In the data below, find each line containing the string "heading" and return it.

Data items
★ ★ ★
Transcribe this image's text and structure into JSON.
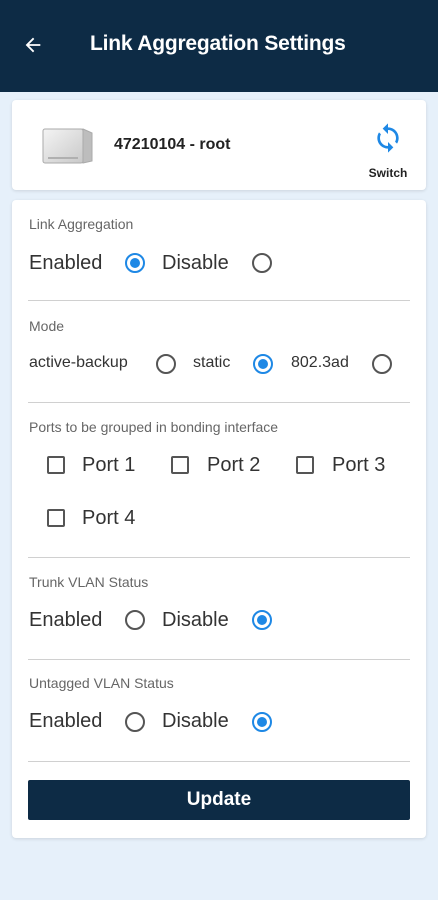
{
  "header": {
    "title": "Link Aggregation Settings",
    "back_icon": "arrow-left-icon",
    "background": "#0d2b45"
  },
  "device": {
    "name": "47210104 - root",
    "image_icon": "router-device-icon",
    "switch_label": "Switch",
    "switch_icon": "sync-icon"
  },
  "link_aggregation": {
    "label": "Link Aggregation",
    "options": [
      {
        "label": "Enabled",
        "selected": true
      },
      {
        "label": "Disable",
        "selected": false
      }
    ]
  },
  "mode": {
    "label": "Mode",
    "options": [
      {
        "label": "active-backup",
        "selected": false
      },
      {
        "label": "static",
        "selected": true
      },
      {
        "label": "802.3ad",
        "selected": false
      }
    ]
  },
  "ports": {
    "label": "Ports to be grouped in bonding interface",
    "items": [
      {
        "label": "Port 1",
        "checked": false
      },
      {
        "label": "Port 2",
        "checked": false
      },
      {
        "label": "Port 3",
        "checked": false
      },
      {
        "label": "Port 4",
        "checked": false
      }
    ]
  },
  "trunk_vlan": {
    "label": "Trunk VLAN Status",
    "options": [
      {
        "label": "Enabled",
        "selected": false
      },
      {
        "label": "Disable",
        "selected": true
      }
    ]
  },
  "untagged_vlan": {
    "label": "Untagged VLAN Status",
    "options": [
      {
        "label": "Enabled",
        "selected": false
      },
      {
        "label": "Disable",
        "selected": true
      }
    ]
  },
  "actions": {
    "update_label": "Update"
  },
  "colors": {
    "accent": "#1e88e5",
    "primary": "#0d2b45",
    "page_background": "#e6f0fa"
  }
}
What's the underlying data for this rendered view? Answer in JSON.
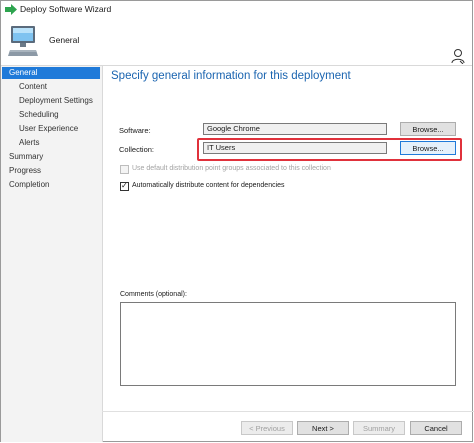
{
  "window": {
    "title": "Deploy Software Wizard"
  },
  "header": {
    "title": "General"
  },
  "nav": {
    "items": [
      {
        "label": "General",
        "selected": true,
        "level": 1
      },
      {
        "label": "Content",
        "selected": false,
        "level": 2
      },
      {
        "label": "Deployment Settings",
        "selected": false,
        "level": 2
      },
      {
        "label": "Scheduling",
        "selected": false,
        "level": 2
      },
      {
        "label": "User Experience",
        "selected": false,
        "level": 2
      },
      {
        "label": "Alerts",
        "selected": false,
        "level": 2
      },
      {
        "label": "Summary",
        "selected": false,
        "level": 1
      },
      {
        "label": "Progress",
        "selected": false,
        "level": 1
      },
      {
        "label": "Completion",
        "selected": false,
        "level": 1
      }
    ]
  },
  "main": {
    "heading": "Specify general information for this deployment",
    "software": {
      "label": "Software:",
      "value": "Google Chrome",
      "browse_label": "Browse..."
    },
    "collection": {
      "label": "Collection:",
      "value": "IT Users",
      "browse_label": "Browse..."
    },
    "use_default_groups": {
      "label": "Use default distribution point groups associated to this collection",
      "checked": false,
      "enabled": false
    },
    "auto_distribute": {
      "label": "Automatically distribute content for dependencies",
      "checked": true,
      "enabled": true
    },
    "comments": {
      "label": "Comments (optional):",
      "value": ""
    }
  },
  "footer": {
    "previous_label": "< Previous",
    "next_label": "Next >",
    "summary_label": "Summary",
    "cancel_label": "Cancel"
  },
  "colors": {
    "accent": "#1f7ad9",
    "highlight": "#e0313b",
    "heading": "#1a64b0"
  },
  "icons": {
    "title": "green-arrow-icon",
    "header": "computer-icon",
    "user": "user-icon"
  }
}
★ ★ ★
### Task output
    "heading": "Specify general information for this deployment",
    "heading": "#1a64b0"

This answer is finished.